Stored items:
--- start ---

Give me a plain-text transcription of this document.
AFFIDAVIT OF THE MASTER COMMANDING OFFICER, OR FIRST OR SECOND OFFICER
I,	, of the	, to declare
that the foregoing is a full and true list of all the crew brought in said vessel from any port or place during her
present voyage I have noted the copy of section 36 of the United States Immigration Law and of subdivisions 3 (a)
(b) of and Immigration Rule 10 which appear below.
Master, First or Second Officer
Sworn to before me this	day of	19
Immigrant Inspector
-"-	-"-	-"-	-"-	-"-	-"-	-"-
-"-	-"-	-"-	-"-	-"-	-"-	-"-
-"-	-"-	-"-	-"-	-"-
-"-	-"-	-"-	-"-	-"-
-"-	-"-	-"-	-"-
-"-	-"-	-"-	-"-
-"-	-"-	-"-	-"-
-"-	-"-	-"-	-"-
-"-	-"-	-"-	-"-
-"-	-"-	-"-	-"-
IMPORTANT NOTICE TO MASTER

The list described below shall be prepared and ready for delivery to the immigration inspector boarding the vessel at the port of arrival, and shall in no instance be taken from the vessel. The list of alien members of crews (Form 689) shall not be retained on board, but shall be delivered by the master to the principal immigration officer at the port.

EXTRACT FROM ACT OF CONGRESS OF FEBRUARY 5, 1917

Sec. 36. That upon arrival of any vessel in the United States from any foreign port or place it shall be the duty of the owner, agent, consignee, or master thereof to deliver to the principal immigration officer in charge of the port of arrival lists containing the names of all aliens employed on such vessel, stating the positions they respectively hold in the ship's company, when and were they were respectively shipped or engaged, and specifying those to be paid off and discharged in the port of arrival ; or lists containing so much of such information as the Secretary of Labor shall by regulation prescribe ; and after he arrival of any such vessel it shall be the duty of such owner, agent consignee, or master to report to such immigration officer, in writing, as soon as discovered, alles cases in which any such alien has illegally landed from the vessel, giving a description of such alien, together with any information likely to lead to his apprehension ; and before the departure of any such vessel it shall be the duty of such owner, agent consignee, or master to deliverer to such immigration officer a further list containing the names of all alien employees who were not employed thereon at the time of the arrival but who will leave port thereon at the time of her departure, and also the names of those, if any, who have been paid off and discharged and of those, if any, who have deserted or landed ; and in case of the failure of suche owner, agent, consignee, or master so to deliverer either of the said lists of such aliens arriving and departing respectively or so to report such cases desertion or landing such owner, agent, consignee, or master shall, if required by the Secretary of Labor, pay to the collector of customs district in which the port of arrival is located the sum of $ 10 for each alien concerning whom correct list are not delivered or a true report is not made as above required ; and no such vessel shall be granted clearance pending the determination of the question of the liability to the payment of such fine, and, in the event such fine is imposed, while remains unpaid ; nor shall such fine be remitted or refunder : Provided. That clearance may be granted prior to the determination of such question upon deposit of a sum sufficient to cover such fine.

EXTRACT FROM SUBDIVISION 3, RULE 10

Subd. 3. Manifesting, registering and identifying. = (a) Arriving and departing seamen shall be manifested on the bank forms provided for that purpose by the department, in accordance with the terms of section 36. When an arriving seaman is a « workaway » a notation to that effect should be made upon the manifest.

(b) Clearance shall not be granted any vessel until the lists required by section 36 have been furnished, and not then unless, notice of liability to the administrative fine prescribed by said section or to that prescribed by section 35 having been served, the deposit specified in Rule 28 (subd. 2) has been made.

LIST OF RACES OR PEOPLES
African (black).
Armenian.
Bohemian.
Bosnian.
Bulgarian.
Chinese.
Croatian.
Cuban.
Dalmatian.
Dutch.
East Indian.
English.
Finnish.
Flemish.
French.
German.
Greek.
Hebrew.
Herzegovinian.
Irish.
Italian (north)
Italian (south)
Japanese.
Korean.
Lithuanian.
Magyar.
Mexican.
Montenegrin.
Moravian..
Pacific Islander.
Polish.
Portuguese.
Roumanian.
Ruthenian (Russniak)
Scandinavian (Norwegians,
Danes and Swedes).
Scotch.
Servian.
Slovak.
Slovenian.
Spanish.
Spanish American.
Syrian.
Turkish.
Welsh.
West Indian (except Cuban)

--- end ---

**Directive:** Count how many lines of the data include the word "below". Your reply should be that number alone.

**Answer to the task:** 2